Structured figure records
------------------------------------------------------------------------
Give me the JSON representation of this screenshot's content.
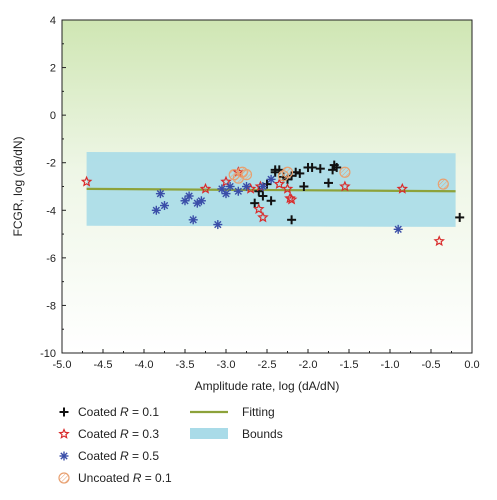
{
  "chart_data": {
    "type": "scatter",
    "title": "",
    "xlabel": "Amplitude rate, log (dA/dN)",
    "ylabel": "FCGR, log (da/dN)",
    "xlim": [
      -5.0,
      0.0
    ],
    "ylim": [
      -10,
      4
    ],
    "xticks": [
      "-5.0",
      "-4.5",
      "-4.0",
      "-3.5",
      "-3.0",
      "-2.5",
      "-2.0",
      "-1.5",
      "-1.0",
      "-0.5",
      "0.0"
    ],
    "yticks": [
      "-10",
      "-8",
      "-6",
      "-4",
      "-2",
      "0",
      "2",
      "4"
    ],
    "background": "gradient light green (top) to white (bottom)",
    "series": [
      {
        "name": "Coated R = 0.1",
        "marker": "plus",
        "color": "#111111",
        "x": [
          -2.65,
          -2.6,
          -2.55,
          -2.5,
          -2.45,
          -2.4,
          -2.35,
          -2.3,
          -2.25,
          -2.2,
          -2.15,
          -2.1,
          -2.05,
          -2.0,
          -1.95,
          -1.85,
          -1.75,
          -1.7,
          -1.68,
          -1.65,
          -2.2,
          -2.4,
          -0.15
        ],
        "y": [
          -3.7,
          -3.2,
          -3.4,
          -2.9,
          -3.6,
          -2.4,
          -2.3,
          -2.6,
          -2.7,
          -2.55,
          -2.4,
          -2.45,
          -3.0,
          -2.2,
          -2.2,
          -2.25,
          -2.85,
          -2.3,
          -2.1,
          -2.2,
          -4.4,
          -2.3,
          -4.3
        ]
      },
      {
        "name": "Coated R = 0.3",
        "marker": "star",
        "color": "#d92b2b",
        "x": [
          -4.7,
          -3.25,
          -3.0,
          -2.85,
          -2.7,
          -2.6,
          -2.55,
          -2.35,
          -2.25,
          -2.22,
          -2.2,
          -2.58,
          -1.55,
          -0.85,
          -0.4
        ],
        "y": [
          -2.8,
          -3.1,
          -2.8,
          -2.4,
          -3.1,
          -3.95,
          -4.3,
          -2.9,
          -3.1,
          -3.5,
          -3.55,
          -3.0,
          -3.0,
          -3.1,
          -5.3
        ]
      },
      {
        "name": "Coated R = 0.5",
        "marker": "asterisk",
        "color": "#3a4ea8",
        "x": [
          -3.85,
          -3.8,
          -3.75,
          -3.5,
          -3.45,
          -3.4,
          -3.35,
          -3.3,
          -3.1,
          -3.05,
          -3.0,
          -2.95,
          -2.85,
          -2.75,
          -2.55,
          -2.45,
          -0.9
        ],
        "y": [
          -4.0,
          -3.3,
          -3.8,
          -3.6,
          -3.4,
          -4.4,
          -3.7,
          -3.6,
          -4.6,
          -3.1,
          -3.3,
          -3.0,
          -3.2,
          -3.0,
          -3.0,
          -2.7,
          -4.8
        ]
      },
      {
        "name": "Uncoated R = 0.1",
        "marker": "hatched-circle",
        "color": "#e8a070",
        "x": [
          -2.9,
          -2.85,
          -2.8,
          -2.75,
          -2.3,
          -2.25,
          -1.55,
          -0.35
        ],
        "y": [
          -2.5,
          -2.65,
          -2.4,
          -2.5,
          -2.55,
          -2.4,
          -2.4,
          -2.9
        ]
      }
    ],
    "fitting": {
      "name": "Fitting",
      "color": "#8da23a",
      "x": [
        -4.7,
        -0.2
      ],
      "y": [
        -3.1,
        -3.2
      ]
    },
    "bounds": {
      "name": "Bounds",
      "color": "#a9dbe8",
      "x": [
        -4.7,
        -0.2
      ],
      "y_upper": [
        -1.55,
        -1.6
      ],
      "y_lower": [
        -4.65,
        -4.7
      ]
    },
    "legend_placement": "bottom"
  }
}
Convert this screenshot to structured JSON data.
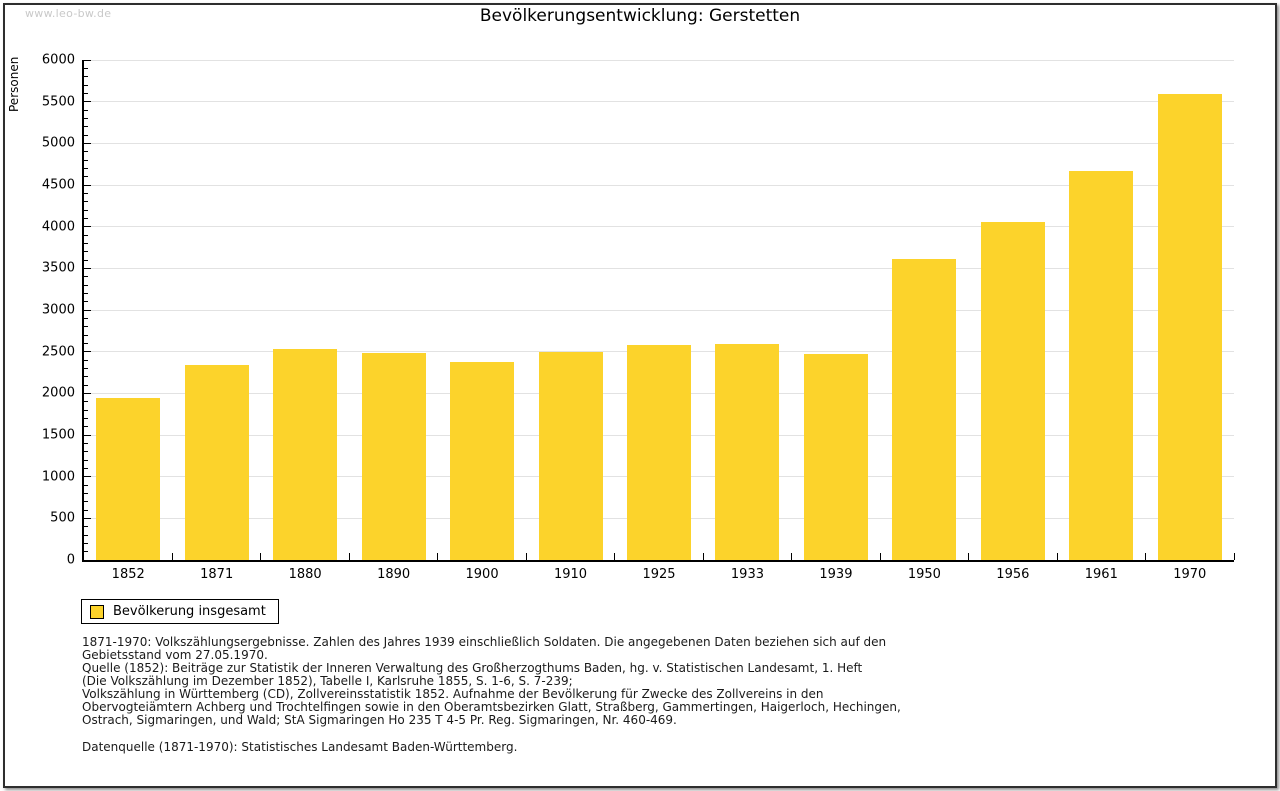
{
  "watermark": "www.leo-bw.de",
  "chart_data": {
    "type": "bar",
    "title": "Bevölkerungsentwicklung: Gerstetten",
    "ylabel": "Personen",
    "xlabel": "",
    "ylim": [
      0,
      6000
    ],
    "y_major_step": 500,
    "y_minor_step": 100,
    "grid": "horizontal-major",
    "legend_position": "bottom-left",
    "bar_color": "#FCD32B",
    "categories": [
      "1852",
      "1871",
      "1880",
      "1890",
      "1900",
      "1910",
      "1925",
      "1933",
      "1939",
      "1950",
      "1956",
      "1961",
      "1970"
    ],
    "series": [
      {
        "name": "Bevölkerung insgesamt",
        "values": [
          1945,
          2340,
          2535,
          2490,
          2380,
          2495,
          2580,
          2590,
          2470,
          3615,
          4060,
          4670,
          5590
        ]
      }
    ]
  },
  "legend": {
    "label": "Bevölkerung insgesamt",
    "swatch_color": "#FCD32B"
  },
  "footnotes": {
    "lines": [
      "1871-1970: Volkszählungsergebnisse. Zahlen des Jahres 1939 einschließlich Soldaten. Die angegebenen Daten beziehen sich auf den",
      "Gebietsstand vom 27.05.1970.",
      "Quelle (1852): Beiträge zur Statistik der Inneren Verwaltung des Großherzogthums Baden, hg. v. Statistischen Landesamt, 1. Heft",
      "(Die Volkszählung im Dezember 1852), Tabelle I, Karlsruhe 1855, S. 1-6, S. 7-239;",
      "Volkszählung in Württemberg (CD), Zollvereinsstatistik 1852. Aufnahme der Bevölkerung für Zwecke des Zollvereins in den",
      "Obervogteiämtern Achberg und Trochtelfingen sowie in den Oberamtsbezirken Glatt, Straßberg, Gammertingen, Haigerloch, Hechingen,",
      "Ostrach, Sigmaringen, und Wald; StA Sigmaringen Ho 235 T 4-5 Pr. Reg. Sigmaringen, Nr. 460-469."
    ],
    "datasource": "Datenquelle (1871-1970): Statistisches Landesamt Baden-Württemberg."
  }
}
------------------------------------------------------------------------
▶ _Aim_
Look back over the material above and state how many lines hold the word "Baden". Write the number and nothing else.

▶ _The completed task_
2